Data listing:
#####
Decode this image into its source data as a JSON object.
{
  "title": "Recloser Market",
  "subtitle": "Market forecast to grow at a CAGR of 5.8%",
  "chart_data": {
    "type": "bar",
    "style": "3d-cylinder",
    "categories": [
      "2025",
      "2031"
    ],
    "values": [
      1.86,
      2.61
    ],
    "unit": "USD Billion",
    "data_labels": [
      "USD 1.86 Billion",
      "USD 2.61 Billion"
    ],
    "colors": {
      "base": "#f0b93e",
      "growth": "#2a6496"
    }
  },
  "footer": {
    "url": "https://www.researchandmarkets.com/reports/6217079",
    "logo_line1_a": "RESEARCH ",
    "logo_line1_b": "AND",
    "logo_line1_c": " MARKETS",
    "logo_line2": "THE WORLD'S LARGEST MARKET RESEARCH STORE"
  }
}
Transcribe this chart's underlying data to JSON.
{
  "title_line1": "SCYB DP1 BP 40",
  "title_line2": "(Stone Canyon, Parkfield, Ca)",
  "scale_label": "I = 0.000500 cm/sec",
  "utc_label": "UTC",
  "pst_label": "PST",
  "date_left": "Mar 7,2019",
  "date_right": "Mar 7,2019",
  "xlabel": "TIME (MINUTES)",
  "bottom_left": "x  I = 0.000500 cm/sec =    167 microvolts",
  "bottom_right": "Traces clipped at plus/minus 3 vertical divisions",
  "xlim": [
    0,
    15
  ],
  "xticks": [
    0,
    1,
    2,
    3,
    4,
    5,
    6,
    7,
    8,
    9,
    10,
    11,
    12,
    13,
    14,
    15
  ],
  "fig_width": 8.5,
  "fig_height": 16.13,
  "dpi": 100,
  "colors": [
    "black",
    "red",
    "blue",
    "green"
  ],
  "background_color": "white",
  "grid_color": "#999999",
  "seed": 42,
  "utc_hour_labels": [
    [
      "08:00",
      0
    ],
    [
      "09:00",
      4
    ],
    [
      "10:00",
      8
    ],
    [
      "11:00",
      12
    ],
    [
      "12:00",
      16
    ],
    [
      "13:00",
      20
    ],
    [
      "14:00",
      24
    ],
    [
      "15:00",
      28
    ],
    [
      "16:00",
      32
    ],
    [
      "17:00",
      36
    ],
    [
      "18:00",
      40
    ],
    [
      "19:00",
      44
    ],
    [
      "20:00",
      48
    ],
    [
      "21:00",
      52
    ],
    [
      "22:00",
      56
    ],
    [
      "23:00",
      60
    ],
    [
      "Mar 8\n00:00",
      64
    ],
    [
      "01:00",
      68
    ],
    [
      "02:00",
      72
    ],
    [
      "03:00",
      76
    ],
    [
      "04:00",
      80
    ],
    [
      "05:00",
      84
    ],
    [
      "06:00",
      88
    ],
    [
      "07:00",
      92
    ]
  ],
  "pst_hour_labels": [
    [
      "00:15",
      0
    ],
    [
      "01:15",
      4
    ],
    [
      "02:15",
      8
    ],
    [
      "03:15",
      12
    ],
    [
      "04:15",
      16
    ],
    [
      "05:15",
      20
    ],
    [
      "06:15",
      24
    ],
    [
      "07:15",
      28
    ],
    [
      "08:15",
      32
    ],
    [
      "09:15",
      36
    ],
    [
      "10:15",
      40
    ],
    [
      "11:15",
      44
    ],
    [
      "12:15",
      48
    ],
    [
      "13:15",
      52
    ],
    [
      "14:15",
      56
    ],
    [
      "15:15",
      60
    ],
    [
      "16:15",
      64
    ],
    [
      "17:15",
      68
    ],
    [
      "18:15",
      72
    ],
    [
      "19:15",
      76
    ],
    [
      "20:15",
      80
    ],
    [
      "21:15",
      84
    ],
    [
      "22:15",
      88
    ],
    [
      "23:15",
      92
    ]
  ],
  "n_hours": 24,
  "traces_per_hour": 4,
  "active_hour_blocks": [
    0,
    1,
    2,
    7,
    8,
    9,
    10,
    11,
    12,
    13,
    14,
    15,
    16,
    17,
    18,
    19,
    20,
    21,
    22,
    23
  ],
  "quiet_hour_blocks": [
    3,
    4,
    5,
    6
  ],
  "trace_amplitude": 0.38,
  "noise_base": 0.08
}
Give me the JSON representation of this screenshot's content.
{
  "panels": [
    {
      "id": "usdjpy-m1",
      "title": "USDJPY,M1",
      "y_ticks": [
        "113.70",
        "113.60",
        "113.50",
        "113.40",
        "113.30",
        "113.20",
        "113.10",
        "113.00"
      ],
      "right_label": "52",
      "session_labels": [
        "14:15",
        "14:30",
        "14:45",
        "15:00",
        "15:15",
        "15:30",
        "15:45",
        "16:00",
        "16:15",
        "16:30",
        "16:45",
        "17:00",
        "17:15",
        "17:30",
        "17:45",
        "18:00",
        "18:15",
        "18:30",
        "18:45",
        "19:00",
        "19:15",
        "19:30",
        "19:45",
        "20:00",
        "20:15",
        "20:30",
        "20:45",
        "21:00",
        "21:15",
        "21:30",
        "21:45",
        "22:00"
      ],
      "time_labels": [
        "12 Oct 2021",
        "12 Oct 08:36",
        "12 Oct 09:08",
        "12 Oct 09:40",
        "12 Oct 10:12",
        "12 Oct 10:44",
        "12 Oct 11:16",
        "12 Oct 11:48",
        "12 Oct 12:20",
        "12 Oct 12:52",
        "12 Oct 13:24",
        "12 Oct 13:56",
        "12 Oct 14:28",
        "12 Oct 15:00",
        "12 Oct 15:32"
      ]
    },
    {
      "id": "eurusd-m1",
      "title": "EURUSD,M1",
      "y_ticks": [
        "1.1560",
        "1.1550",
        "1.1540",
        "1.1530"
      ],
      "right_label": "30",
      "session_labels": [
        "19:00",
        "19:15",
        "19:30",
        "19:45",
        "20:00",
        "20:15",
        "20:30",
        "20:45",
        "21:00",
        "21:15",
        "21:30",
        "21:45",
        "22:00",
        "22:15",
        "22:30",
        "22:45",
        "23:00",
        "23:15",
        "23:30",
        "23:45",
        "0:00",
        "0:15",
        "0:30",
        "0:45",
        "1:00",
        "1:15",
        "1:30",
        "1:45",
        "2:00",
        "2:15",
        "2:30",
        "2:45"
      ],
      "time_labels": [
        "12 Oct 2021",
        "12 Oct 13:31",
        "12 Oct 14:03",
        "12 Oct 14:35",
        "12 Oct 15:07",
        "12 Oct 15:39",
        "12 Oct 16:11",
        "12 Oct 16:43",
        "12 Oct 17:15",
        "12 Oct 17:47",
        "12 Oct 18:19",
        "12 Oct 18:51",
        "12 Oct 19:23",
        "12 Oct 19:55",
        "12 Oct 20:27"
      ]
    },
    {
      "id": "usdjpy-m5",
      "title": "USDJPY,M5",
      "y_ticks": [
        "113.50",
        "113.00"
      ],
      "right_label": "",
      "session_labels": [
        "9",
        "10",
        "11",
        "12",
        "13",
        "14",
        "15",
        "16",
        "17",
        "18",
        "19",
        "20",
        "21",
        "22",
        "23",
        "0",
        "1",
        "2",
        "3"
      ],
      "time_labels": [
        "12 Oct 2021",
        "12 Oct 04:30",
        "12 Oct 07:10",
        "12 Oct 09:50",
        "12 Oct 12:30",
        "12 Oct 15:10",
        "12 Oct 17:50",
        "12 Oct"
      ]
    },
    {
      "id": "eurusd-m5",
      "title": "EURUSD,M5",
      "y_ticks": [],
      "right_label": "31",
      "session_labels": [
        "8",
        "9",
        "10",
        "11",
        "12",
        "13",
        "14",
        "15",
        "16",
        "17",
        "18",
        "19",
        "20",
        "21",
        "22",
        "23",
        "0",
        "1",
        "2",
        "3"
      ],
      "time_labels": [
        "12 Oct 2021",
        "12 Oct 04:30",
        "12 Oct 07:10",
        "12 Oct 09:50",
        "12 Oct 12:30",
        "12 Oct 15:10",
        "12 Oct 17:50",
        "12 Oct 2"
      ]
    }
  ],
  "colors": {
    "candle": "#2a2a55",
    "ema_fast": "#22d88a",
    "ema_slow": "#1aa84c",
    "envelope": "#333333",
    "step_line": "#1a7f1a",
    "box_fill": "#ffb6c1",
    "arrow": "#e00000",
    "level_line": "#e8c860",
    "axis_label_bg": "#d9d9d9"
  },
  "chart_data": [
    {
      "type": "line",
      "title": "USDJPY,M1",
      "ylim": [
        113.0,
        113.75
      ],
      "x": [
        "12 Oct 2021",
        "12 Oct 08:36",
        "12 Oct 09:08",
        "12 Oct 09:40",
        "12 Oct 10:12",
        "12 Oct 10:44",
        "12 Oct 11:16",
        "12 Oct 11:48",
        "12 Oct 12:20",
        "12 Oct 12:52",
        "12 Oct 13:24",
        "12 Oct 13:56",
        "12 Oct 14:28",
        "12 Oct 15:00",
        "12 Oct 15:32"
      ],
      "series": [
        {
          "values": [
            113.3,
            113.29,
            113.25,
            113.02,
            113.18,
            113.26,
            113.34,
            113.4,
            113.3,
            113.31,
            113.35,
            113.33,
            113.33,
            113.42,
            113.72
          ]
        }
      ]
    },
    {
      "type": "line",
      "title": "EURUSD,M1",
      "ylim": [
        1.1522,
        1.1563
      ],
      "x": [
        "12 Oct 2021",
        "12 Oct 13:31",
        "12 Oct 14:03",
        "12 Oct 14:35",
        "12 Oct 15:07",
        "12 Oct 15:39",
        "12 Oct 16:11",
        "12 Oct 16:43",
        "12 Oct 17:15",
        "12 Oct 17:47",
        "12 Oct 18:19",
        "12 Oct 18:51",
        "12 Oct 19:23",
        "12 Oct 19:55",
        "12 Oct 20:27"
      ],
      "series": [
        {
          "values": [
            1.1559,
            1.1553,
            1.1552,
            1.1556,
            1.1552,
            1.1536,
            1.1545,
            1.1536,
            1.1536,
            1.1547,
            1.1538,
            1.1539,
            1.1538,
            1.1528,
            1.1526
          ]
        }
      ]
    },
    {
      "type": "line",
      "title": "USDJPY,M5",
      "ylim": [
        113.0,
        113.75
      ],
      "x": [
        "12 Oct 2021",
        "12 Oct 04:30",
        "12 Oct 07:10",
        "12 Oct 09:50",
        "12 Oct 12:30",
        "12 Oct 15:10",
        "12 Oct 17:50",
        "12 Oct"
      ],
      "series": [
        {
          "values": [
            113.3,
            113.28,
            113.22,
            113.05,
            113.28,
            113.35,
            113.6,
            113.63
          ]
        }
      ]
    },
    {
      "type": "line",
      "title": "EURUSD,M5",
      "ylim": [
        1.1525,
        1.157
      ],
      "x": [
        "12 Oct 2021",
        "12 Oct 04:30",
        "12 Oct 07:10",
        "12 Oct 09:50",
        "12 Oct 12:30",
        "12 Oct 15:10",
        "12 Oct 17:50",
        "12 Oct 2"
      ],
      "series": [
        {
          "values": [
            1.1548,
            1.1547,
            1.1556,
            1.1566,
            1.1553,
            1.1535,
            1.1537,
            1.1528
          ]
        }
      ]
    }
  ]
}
#####
• **What you have to do**: Copy out every line from the data above that has "Billion" in it.

• **Worked answer**:
    "unit": "USD Billion",
      "USD 1.86 Billion",
      "USD 2.61 Billion"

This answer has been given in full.